Find each line with "علاوه" and copy it.
** start DATA TO PROCESS **
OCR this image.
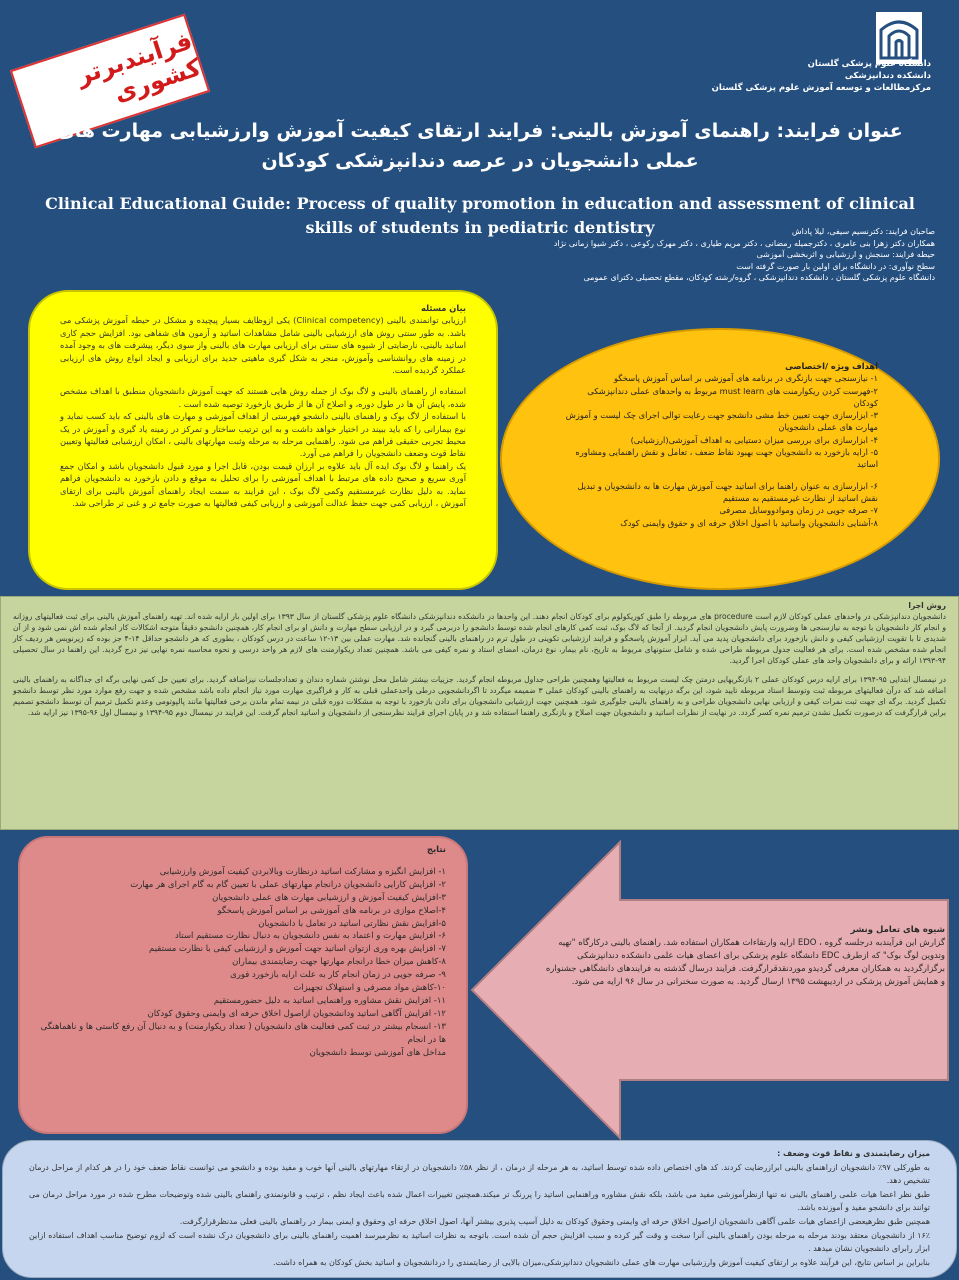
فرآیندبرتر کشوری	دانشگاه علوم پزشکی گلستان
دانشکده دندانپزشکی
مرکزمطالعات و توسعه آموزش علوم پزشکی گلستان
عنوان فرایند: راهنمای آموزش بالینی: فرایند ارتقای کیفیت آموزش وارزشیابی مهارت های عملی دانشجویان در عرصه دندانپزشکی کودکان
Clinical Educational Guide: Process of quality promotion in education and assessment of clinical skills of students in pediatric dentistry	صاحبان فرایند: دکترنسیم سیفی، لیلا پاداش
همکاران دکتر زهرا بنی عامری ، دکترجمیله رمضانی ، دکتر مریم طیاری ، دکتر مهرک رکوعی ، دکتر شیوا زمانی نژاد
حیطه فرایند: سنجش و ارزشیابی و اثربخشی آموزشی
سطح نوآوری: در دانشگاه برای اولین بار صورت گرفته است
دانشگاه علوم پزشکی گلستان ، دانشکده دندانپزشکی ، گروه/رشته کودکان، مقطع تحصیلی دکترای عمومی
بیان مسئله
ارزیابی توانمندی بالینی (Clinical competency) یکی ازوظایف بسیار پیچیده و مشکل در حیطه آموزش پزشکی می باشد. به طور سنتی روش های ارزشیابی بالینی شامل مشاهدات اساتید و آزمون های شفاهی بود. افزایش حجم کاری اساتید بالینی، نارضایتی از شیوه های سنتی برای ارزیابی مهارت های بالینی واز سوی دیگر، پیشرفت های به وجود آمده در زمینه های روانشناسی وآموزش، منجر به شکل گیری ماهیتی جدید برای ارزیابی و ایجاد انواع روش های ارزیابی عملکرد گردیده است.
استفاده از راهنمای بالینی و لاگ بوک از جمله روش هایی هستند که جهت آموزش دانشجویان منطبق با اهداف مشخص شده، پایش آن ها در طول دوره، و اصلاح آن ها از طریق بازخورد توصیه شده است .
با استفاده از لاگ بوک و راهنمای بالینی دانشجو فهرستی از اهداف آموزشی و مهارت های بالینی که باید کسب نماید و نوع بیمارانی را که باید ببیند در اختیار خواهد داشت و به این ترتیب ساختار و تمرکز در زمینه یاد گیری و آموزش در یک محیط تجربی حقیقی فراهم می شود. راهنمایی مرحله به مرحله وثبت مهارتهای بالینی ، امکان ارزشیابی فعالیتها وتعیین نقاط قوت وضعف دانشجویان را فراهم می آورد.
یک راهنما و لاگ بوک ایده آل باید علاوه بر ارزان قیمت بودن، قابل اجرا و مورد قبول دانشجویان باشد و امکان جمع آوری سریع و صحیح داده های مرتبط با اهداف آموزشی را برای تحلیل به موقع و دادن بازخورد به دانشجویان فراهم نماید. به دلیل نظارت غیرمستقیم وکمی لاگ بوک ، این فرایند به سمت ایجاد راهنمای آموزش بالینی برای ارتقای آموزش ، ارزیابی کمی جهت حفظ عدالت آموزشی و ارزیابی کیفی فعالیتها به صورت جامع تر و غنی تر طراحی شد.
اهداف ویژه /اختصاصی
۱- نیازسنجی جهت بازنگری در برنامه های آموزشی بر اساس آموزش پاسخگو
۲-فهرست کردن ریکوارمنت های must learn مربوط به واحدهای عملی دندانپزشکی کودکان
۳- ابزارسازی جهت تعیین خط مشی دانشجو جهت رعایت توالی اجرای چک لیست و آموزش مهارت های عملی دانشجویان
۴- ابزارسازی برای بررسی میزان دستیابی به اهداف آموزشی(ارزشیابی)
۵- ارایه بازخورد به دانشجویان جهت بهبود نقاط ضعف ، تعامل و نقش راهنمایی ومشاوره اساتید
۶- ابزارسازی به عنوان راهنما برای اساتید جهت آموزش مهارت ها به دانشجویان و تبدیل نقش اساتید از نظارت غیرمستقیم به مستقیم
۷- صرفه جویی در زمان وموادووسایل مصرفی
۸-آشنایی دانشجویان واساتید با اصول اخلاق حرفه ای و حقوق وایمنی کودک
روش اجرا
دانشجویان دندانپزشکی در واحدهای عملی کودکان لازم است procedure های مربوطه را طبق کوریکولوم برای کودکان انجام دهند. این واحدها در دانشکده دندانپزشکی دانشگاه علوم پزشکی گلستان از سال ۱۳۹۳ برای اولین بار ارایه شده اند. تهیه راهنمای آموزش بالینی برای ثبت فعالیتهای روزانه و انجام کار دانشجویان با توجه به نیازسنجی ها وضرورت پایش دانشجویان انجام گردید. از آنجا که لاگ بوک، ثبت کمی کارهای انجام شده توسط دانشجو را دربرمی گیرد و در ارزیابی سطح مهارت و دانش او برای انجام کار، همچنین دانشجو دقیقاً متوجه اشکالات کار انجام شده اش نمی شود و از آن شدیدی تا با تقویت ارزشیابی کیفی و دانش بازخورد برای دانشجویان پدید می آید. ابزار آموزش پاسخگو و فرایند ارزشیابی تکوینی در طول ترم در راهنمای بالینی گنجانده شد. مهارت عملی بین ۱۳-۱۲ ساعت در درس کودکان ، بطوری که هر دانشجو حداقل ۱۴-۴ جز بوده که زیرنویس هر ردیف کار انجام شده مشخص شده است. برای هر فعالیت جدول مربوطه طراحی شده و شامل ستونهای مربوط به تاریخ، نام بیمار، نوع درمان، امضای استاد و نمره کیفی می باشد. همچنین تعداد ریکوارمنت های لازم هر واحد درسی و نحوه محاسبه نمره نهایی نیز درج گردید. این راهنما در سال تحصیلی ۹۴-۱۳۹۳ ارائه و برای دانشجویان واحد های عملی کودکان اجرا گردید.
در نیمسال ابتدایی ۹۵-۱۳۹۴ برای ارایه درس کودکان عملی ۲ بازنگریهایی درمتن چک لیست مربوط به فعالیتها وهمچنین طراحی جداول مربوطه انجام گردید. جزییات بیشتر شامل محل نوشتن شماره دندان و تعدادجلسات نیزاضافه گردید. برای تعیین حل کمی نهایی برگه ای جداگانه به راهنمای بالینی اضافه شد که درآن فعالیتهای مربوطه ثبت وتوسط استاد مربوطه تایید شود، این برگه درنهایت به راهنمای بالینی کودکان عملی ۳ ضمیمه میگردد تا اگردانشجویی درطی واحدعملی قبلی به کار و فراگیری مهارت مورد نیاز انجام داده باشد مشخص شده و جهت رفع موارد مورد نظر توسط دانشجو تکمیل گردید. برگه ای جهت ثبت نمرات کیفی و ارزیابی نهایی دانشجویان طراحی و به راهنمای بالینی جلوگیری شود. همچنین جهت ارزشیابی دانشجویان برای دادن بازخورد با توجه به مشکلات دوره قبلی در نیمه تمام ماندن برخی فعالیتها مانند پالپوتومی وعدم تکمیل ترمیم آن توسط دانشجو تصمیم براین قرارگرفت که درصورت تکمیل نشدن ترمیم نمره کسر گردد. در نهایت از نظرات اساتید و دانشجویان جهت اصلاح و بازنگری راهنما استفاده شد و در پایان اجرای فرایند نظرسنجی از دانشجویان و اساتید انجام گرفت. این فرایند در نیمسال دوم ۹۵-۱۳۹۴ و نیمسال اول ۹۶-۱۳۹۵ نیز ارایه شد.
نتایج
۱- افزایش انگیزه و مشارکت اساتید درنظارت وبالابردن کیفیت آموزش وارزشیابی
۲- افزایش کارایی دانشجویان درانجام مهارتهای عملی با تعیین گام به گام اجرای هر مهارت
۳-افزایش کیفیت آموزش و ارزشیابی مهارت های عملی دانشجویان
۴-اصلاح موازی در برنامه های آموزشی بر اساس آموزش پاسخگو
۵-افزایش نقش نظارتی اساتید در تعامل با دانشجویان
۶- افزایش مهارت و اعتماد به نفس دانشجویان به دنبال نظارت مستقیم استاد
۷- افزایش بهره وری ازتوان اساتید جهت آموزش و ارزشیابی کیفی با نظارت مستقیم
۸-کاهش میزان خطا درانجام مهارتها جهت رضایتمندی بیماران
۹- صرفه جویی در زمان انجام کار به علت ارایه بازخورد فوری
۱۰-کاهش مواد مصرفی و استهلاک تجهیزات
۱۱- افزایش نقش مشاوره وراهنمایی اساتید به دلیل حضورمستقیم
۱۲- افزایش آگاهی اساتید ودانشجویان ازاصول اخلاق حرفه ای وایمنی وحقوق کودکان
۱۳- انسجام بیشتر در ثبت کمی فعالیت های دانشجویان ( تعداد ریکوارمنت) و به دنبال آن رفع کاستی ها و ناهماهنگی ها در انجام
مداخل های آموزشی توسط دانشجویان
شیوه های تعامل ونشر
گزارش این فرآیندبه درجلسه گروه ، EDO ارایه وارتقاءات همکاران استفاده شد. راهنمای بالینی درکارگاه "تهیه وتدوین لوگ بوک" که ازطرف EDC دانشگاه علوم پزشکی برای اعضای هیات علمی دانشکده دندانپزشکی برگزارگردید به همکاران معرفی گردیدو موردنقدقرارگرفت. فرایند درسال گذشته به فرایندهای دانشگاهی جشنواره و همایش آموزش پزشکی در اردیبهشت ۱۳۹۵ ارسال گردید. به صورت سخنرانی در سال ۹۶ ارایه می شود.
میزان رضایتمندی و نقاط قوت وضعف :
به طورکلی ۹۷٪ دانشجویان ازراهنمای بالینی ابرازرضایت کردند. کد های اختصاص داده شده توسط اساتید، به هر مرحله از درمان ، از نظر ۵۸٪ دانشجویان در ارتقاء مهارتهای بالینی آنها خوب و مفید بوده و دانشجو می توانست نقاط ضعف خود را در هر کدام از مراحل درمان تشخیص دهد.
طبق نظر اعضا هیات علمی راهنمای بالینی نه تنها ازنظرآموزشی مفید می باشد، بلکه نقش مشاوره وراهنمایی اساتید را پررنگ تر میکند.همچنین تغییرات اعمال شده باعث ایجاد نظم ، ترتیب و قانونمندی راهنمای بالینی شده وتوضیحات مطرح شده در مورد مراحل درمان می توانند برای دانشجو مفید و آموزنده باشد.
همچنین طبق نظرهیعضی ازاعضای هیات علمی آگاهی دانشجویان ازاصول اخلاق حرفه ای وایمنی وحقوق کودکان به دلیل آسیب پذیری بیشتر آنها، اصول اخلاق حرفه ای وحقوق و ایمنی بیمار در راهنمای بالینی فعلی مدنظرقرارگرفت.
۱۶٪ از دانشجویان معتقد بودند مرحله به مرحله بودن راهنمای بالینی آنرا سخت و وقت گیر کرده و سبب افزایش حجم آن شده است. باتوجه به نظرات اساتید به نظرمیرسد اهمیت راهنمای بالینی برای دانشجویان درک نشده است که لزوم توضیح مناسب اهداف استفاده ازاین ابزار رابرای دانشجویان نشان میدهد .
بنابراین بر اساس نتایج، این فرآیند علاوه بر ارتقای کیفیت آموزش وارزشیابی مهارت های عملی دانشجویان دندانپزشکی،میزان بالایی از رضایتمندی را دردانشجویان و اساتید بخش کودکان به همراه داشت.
** end DATA TO PROCESS **
** start DATA TO PROCESS **
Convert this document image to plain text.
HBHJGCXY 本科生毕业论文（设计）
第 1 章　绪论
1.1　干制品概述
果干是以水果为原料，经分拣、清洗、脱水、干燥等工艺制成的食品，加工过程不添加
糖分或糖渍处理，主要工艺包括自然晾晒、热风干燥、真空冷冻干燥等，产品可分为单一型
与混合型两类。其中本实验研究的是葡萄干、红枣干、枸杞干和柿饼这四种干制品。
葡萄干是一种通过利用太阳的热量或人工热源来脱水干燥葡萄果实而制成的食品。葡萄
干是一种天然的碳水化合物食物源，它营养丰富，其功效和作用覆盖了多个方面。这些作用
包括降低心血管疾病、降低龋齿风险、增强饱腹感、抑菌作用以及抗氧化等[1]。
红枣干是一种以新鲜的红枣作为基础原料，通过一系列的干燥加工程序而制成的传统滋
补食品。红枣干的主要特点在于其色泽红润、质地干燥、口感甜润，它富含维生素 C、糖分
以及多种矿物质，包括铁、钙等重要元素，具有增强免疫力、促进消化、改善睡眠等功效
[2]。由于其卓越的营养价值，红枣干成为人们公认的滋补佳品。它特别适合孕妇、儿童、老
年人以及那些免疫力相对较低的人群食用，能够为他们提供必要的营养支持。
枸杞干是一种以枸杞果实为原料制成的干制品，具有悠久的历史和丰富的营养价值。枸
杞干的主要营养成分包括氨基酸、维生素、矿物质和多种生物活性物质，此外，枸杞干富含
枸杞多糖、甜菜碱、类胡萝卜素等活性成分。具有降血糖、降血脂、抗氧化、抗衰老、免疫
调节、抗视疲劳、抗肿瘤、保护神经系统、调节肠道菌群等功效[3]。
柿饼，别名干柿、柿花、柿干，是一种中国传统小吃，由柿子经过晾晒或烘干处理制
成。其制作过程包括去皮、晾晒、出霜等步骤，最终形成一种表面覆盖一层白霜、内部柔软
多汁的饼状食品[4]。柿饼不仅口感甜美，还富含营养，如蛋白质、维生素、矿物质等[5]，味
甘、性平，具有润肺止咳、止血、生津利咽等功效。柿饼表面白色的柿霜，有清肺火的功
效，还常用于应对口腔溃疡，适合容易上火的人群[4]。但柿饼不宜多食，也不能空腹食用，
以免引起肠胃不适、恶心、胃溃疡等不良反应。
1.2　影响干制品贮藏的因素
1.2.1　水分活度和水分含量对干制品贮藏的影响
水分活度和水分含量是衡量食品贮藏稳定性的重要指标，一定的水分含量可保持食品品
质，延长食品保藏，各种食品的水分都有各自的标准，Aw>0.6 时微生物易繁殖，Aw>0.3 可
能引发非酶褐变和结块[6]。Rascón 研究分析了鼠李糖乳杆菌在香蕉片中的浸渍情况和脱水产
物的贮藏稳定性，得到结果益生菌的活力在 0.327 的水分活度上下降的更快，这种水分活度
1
** end DATA TO PROCESS **
# WRITTEN ANSWER
یک راهنما و لاگ بوک ایده آل باید علاوه بر ارزان قیمت بودن، قابل اجرا و مورد قبول دانشجویان باشد و امکان جمع آوری سریع و صحیح داده های مرتبط با اهداف آموزشی را برای تحلیل به موقع و دادن بازخورد به دانشجویان فراهم نماید. به دلیل نظارت غیرمستقیم وکمی لاگ بوک ، این فرایند به سمت ایجاد راهنمای آموزش بالینی برای ارتقای آموزش ، ارزیابی کمی جهت حفظ عدالت آموزشی و ارزیابی کیفی فعالیتها به صورت جامع تر و غنی تر طراحی شد.
بنابراین بر اساس نتایج، این فرآیند علاوه بر ارتقای کیفیت آموزش وارزشیابی مهارت های عملی دانشجویان دندانپزشکی،میزان بالایی از رضایتمندی را دردانشجویان و اساتید بخش کودکان به همراه داشت.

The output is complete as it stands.